Image element box records
<<<<
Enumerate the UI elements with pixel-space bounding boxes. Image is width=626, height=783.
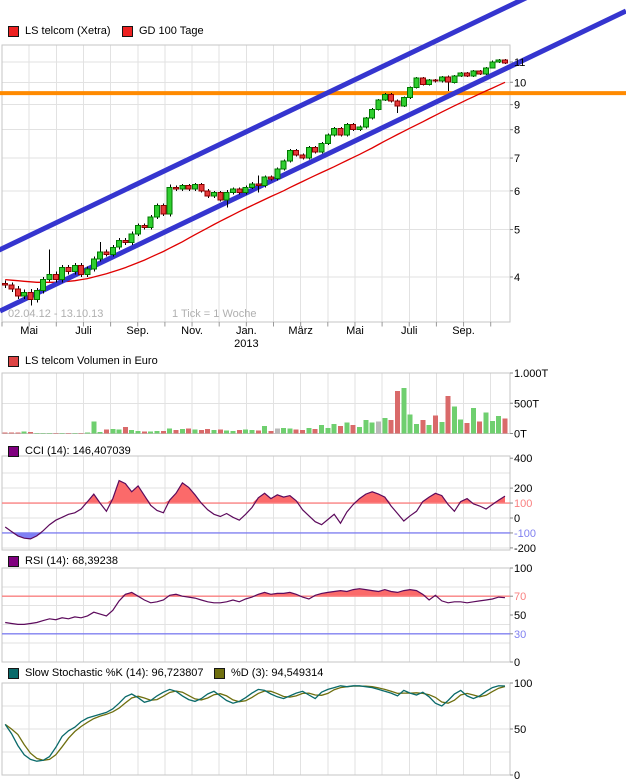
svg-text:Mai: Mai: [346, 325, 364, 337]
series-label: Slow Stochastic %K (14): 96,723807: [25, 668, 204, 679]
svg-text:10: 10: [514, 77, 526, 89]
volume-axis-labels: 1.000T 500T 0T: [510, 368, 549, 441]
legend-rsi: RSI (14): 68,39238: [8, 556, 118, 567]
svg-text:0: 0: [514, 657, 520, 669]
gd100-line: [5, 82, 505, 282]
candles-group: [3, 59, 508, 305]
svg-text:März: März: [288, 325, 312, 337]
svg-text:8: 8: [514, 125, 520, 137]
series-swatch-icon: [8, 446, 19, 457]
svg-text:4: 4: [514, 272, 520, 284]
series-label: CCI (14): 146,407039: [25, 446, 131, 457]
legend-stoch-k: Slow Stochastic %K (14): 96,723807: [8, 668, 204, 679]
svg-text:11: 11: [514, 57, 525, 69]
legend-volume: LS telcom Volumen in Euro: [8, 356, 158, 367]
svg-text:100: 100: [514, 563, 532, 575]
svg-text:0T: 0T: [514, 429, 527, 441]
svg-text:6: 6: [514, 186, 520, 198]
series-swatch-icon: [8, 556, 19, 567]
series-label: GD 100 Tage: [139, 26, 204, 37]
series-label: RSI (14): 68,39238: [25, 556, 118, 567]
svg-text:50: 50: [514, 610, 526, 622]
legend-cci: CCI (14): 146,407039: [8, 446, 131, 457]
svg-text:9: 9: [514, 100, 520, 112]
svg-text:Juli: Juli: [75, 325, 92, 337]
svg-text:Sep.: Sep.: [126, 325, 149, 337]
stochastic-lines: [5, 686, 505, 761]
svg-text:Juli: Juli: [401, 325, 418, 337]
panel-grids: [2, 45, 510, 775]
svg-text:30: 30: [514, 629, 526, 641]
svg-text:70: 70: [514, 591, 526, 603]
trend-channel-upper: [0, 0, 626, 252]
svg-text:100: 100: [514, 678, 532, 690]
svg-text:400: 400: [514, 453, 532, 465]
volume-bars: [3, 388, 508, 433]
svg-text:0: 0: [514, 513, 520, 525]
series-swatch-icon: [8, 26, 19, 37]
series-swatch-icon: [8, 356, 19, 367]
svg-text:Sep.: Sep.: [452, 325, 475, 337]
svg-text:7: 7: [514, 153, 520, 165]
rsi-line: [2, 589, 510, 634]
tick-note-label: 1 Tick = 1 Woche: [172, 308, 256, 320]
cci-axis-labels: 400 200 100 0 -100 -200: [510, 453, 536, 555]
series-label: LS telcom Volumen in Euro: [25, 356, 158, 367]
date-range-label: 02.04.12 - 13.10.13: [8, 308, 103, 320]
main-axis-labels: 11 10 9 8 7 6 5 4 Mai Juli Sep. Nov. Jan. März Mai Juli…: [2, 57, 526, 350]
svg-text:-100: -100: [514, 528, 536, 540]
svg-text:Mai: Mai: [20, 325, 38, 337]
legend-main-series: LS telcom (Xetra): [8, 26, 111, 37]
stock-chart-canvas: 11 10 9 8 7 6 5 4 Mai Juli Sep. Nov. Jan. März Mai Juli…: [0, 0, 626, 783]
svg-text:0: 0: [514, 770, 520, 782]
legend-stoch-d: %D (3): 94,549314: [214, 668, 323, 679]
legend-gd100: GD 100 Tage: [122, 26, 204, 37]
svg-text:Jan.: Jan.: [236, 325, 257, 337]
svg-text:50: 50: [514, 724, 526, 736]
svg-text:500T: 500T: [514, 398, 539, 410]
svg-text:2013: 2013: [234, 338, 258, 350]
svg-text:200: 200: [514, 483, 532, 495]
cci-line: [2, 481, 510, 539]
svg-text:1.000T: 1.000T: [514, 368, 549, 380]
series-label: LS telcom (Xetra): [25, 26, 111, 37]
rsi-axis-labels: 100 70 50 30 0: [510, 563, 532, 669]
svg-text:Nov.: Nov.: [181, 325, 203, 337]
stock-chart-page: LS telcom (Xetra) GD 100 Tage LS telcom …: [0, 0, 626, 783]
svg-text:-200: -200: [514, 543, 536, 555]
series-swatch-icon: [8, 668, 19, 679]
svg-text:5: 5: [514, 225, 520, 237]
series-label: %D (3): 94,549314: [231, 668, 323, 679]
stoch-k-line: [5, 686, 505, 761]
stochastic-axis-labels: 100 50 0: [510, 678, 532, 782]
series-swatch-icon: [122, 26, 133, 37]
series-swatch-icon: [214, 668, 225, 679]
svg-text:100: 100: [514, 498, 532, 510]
>>>>
DIRECTIVE –
Rewrite every one of the records above, swapping "series-swatch-icon" for "legend-color-box" wherever it appears and keeping everything else the same. Omit the pictures from your answer.

SOLUTION TO THE PROBLEM –
Enumerate the UI elements with pixel-space bounding boxes. Image is width=626, height=783.
svg-text:Mai: Mai: [346, 325, 364, 337]
series-label: Slow Stochastic %K (14): 96,723807: [25, 668, 204, 679]
svg-text:10: 10: [514, 77, 526, 89]
volume-axis-labels: 1.000T 500T 0T: [510, 368, 549, 441]
legend-rsi: RSI (14): 68,39238: [8, 556, 118, 567]
svg-text:0: 0: [514, 657, 520, 669]
gd100-line: [5, 82, 505, 282]
candles-group: [3, 59, 508, 305]
svg-text:März: März: [288, 325, 312, 337]
svg-text:8: 8: [514, 125, 520, 137]
legend-color-box: [8, 446, 19, 457]
svg-text:4: 4: [514, 272, 520, 284]
series-label: CCI (14): 146,407039: [25, 446, 131, 457]
legend-stoch-k: Slow Stochastic %K (14): 96,723807: [8, 668, 204, 679]
svg-text:11: 11: [514, 57, 525, 69]
legend-volume: LS telcom Volumen in Euro: [8, 356, 158, 367]
svg-text:100: 100: [514, 563, 532, 575]
svg-text:0T: 0T: [514, 429, 527, 441]
svg-text:6: 6: [514, 186, 520, 198]
legend-color-box: [8, 556, 19, 567]
series-label: GD 100 Tage: [139, 26, 204, 37]
series-label: RSI (14): 68,39238: [25, 556, 118, 567]
svg-text:50: 50: [514, 610, 526, 622]
legend-cci: CCI (14): 146,407039: [8, 446, 131, 457]
svg-text:9: 9: [514, 100, 520, 112]
svg-text:Juli: Juli: [75, 325, 92, 337]
svg-text:Sep.: Sep.: [126, 325, 149, 337]
stochastic-lines: [5, 686, 505, 761]
svg-text:Juli: Juli: [401, 325, 418, 337]
panel-grids: [2, 45, 510, 775]
svg-text:30: 30: [514, 629, 526, 641]
svg-text:70: 70: [514, 591, 526, 603]
trend-channel-upper: [0, 0, 626, 252]
svg-text:100: 100: [514, 678, 532, 690]
svg-text:400: 400: [514, 453, 532, 465]
volume-bars: [3, 388, 508, 433]
svg-text:0: 0: [514, 513, 520, 525]
legend-color-box: [8, 26, 19, 37]
legend-color-box: [8, 356, 19, 367]
svg-text:Sep.: Sep.: [452, 325, 475, 337]
svg-text:7: 7: [514, 153, 520, 165]
rsi-line: [2, 589, 510, 634]
tick-note-label: 1 Tick = 1 Woche: [172, 308, 256, 320]
cci-axis-labels: 400 200 100 0 -100 -200: [510, 453, 536, 555]
series-label: LS telcom Volumen in Euro: [25, 356, 158, 367]
date-range-label: 02.04.12 - 13.10.13: [8, 308, 103, 320]
main-axis-labels: 11 10 9 8 7 6 5 4 Mai Juli Sep. Nov. Jan. März Mai Juli…: [2, 57, 526, 350]
svg-text:-100: -100: [514, 528, 536, 540]
svg-text:Mai: Mai: [20, 325, 38, 337]
legend-main-series: LS telcom (Xetra): [8, 26, 111, 37]
stock-chart-canvas: 11 10 9 8 7 6 5 4 Mai Juli Sep. Nov. Jan. März Mai Juli…: [0, 0, 626, 783]
svg-text:0: 0: [514, 770, 520, 782]
legend-stoch-d: %D (3): 94,549314: [214, 668, 323, 679]
legend-gd100: GD 100 Tage: [122, 26, 204, 37]
svg-text:Jan.: Jan.: [236, 325, 257, 337]
svg-text:50: 50: [514, 724, 526, 736]
svg-text:500T: 500T: [514, 398, 539, 410]
svg-text:2013: 2013: [234, 338, 258, 350]
svg-text:200: 200: [514, 483, 532, 495]
cci-line: [2, 481, 510, 539]
svg-text:1.000T: 1.000T: [514, 368, 549, 380]
series-label: LS telcom (Xetra): [25, 26, 111, 37]
rsi-axis-labels: 100 70 50 30 0: [510, 563, 532, 669]
svg-text:Nov.: Nov.: [181, 325, 203, 337]
stock-chart-page: LS telcom (Xetra) GD 100 Tage LS telcom …: [0, 0, 626, 783]
svg-text:-200: -200: [514, 543, 536, 555]
legend-color-box: [8, 668, 19, 679]
svg-text:5: 5: [514, 225, 520, 237]
series-label: %D (3): 94,549314: [231, 668, 323, 679]
stoch-k-line: [5, 686, 505, 761]
stochastic-axis-labels: 100 50 0: [510, 678, 532, 782]
legend-color-box: [122, 26, 133, 37]
legend-color-box: [214, 668, 225, 679]
svg-text:100: 100: [514, 498, 532, 510]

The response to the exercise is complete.